-- What you need to do --
Find every line in the records that holds the string "Power". Copy each one.
··········
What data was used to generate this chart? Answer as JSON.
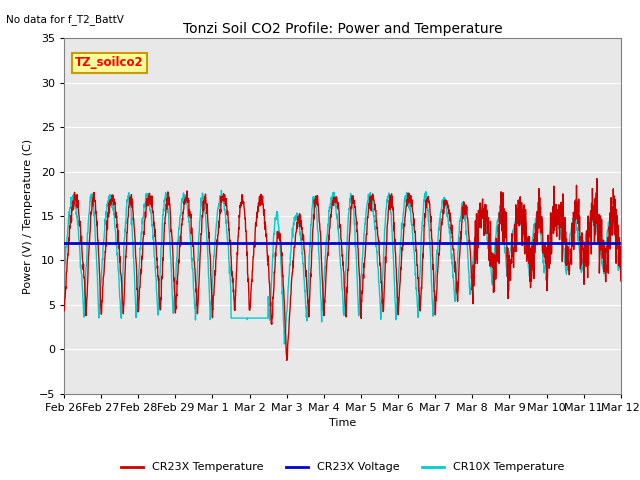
{
  "title": "Tonzi Soil CO2 Profile: Power and Temperature",
  "subtitle": "No data for f_T2_BattV",
  "ylabel": "Power (V) / Temperature (C)",
  "xlabel": "Time",
  "ylim": [
    -5,
    35
  ],
  "bg_color": "#e8e8e8",
  "legend_box_label": "TZ_soilco2",
  "legend_box_color": "#ffff99",
  "legend_box_border": "#cc9900",
  "x_tick_labels": [
    "Feb 26",
    "Feb 27",
    "Feb 28",
    "Feb 29",
    "Mar 1",
    "Mar 2",
    "Mar 3",
    "Mar 4",
    "Mar 5",
    "Mar 6",
    "Mar 7",
    "Mar 8",
    "Mar 9",
    "Mar 10",
    "Mar 11",
    "Mar 12"
  ],
  "voltage_value": 12.0,
  "cr23x_color": "#cc0000",
  "cr10x_color": "#00cccc",
  "voltage_color": "#0000cc"
}
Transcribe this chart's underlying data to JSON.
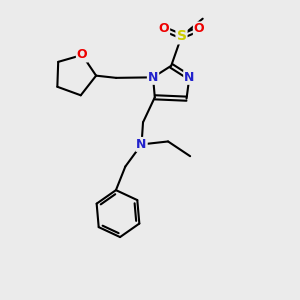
{
  "background_color": "#ebebeb",
  "atom_colors": {
    "C": "#000000",
    "N": "#2222cc",
    "O": "#ee0000",
    "S": "#cccc00"
  },
  "bond_color": "#000000",
  "bond_width": 1.5,
  "dbo": 0.07,
  "figsize": [
    3.0,
    3.0
  ],
  "dpi": 100
}
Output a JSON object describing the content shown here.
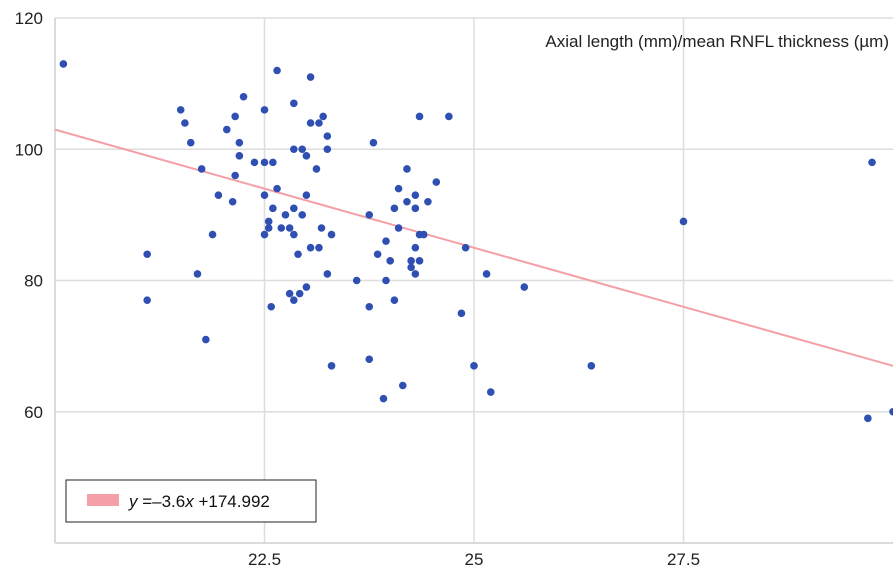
{
  "chart_data": {
    "type": "scatter",
    "title": "Axial length (mm)/mean RNFL thickness (µm)",
    "xlabel": "",
    "ylabel": "",
    "xlim": [
      20.0,
      30.0
    ],
    "ylim": [
      40,
      120
    ],
    "x_ticks": [
      "22.5",
      "25",
      "27.5"
    ],
    "y_ticks": [
      "60",
      "80",
      "100",
      "120"
    ],
    "grid": true,
    "point_color": "#2f4fb3",
    "points": [
      {
        "x": 20.1,
        "y": 113
      },
      {
        "x": 21.1,
        "y": 84
      },
      {
        "x": 21.1,
        "y": 77
      },
      {
        "x": 21.5,
        "y": 106
      },
      {
        "x": 21.55,
        "y": 104
      },
      {
        "x": 21.62,
        "y": 101
      },
      {
        "x": 21.75,
        "y": 97
      },
      {
        "x": 21.7,
        "y": 81
      },
      {
        "x": 21.8,
        "y": 71
      },
      {
        "x": 21.88,
        "y": 87
      },
      {
        "x": 21.95,
        "y": 93
      },
      {
        "x": 22.05,
        "y": 103
      },
      {
        "x": 22.15,
        "y": 105
      },
      {
        "x": 22.2,
        "y": 101
      },
      {
        "x": 22.2,
        "y": 99
      },
      {
        "x": 22.25,
        "y": 108
      },
      {
        "x": 22.15,
        "y": 96
      },
      {
        "x": 22.12,
        "y": 92
      },
      {
        "x": 22.38,
        "y": 98
      },
      {
        "x": 22.5,
        "y": 106
      },
      {
        "x": 22.5,
        "y": 98
      },
      {
        "x": 22.6,
        "y": 98
      },
      {
        "x": 22.65,
        "y": 112
      },
      {
        "x": 22.5,
        "y": 93
      },
      {
        "x": 22.5,
        "y": 87
      },
      {
        "x": 22.55,
        "y": 89
      },
      {
        "x": 22.55,
        "y": 88
      },
      {
        "x": 22.6,
        "y": 91
      },
      {
        "x": 22.65,
        "y": 94
      },
      {
        "x": 22.7,
        "y": 88
      },
      {
        "x": 22.58,
        "y": 76
      },
      {
        "x": 22.75,
        "y": 90
      },
      {
        "x": 22.8,
        "y": 88
      },
      {
        "x": 22.85,
        "y": 107
      },
      {
        "x": 22.85,
        "y": 100
      },
      {
        "x": 22.85,
        "y": 91
      },
      {
        "x": 22.85,
        "y": 87
      },
      {
        "x": 22.8,
        "y": 78
      },
      {
        "x": 22.85,
        "y": 77
      },
      {
        "x": 22.9,
        "y": 84
      },
      {
        "x": 22.95,
        "y": 100
      },
      {
        "x": 22.95,
        "y": 90
      },
      {
        "x": 22.92,
        "y": 78
      },
      {
        "x": 23.0,
        "y": 99
      },
      {
        "x": 23.0,
        "y": 93
      },
      {
        "x": 23.05,
        "y": 111
      },
      {
        "x": 23.05,
        "y": 104
      },
      {
        "x": 23.05,
        "y": 85
      },
      {
        "x": 23.0,
        "y": 79
      },
      {
        "x": 23.15,
        "y": 104
      },
      {
        "x": 23.12,
        "y": 97
      },
      {
        "x": 23.15,
        "y": 85
      },
      {
        "x": 23.18,
        "y": 88
      },
      {
        "x": 23.2,
        "y": 105
      },
      {
        "x": 23.25,
        "y": 102
      },
      {
        "x": 23.25,
        "y": 100
      },
      {
        "x": 23.3,
        "y": 87
      },
      {
        "x": 23.25,
        "y": 81
      },
      {
        "x": 23.3,
        "y": 67
      },
      {
        "x": 23.6,
        "y": 80
      },
      {
        "x": 23.75,
        "y": 90
      },
      {
        "x": 23.75,
        "y": 76
      },
      {
        "x": 23.75,
        "y": 68
      },
      {
        "x": 23.8,
        "y": 101
      },
      {
        "x": 23.85,
        "y": 84
      },
      {
        "x": 23.95,
        "y": 86
      },
      {
        "x": 23.95,
        "y": 80
      },
      {
        "x": 24.0,
        "y": 83
      },
      {
        "x": 23.92,
        "y": 62
      },
      {
        "x": 24.05,
        "y": 91
      },
      {
        "x": 24.05,
        "y": 77
      },
      {
        "x": 24.1,
        "y": 94
      },
      {
        "x": 24.1,
        "y": 88
      },
      {
        "x": 24.15,
        "y": 64
      },
      {
        "x": 24.2,
        "y": 97
      },
      {
        "x": 24.2,
        "y": 92
      },
      {
        "x": 24.25,
        "y": 83
      },
      {
        "x": 24.25,
        "y": 82
      },
      {
        "x": 24.3,
        "y": 91
      },
      {
        "x": 24.3,
        "y": 93
      },
      {
        "x": 24.3,
        "y": 85
      },
      {
        "x": 24.3,
        "y": 81
      },
      {
        "x": 24.35,
        "y": 105
      },
      {
        "x": 24.35,
        "y": 87
      },
      {
        "x": 24.4,
        "y": 87
      },
      {
        "x": 24.35,
        "y": 83
      },
      {
        "x": 24.45,
        "y": 92
      },
      {
        "x": 24.55,
        "y": 95
      },
      {
        "x": 24.7,
        "y": 105
      },
      {
        "x": 24.85,
        "y": 75
      },
      {
        "x": 24.9,
        "y": 85
      },
      {
        "x": 25.0,
        "y": 67
      },
      {
        "x": 25.15,
        "y": 81
      },
      {
        "x": 25.2,
        "y": 63
      },
      {
        "x": 25.6,
        "y": 79
      },
      {
        "x": 26.4,
        "y": 67
      },
      {
        "x": 27.5,
        "y": 89
      },
      {
        "x": 29.75,
        "y": 98
      },
      {
        "x": 29.7,
        "y": 59
      },
      {
        "x": 30.0,
        "y": 60
      }
    ],
    "regression_line": {
      "slope": -3.6,
      "intercept": 174.992,
      "color": "#f4a0a6"
    },
    "legend": {
      "placement": "bottom-left",
      "label_y": "y",
      "label_rest": " =–3.6",
      "label_x": "x",
      "label_tail": " +174.992"
    }
  }
}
··········
-- Response to the exercise --
  "title": "Tonzi Soil CO2 Profile: Power and Temperature",
  "ylabel": "Power (V) / Temperature (C)",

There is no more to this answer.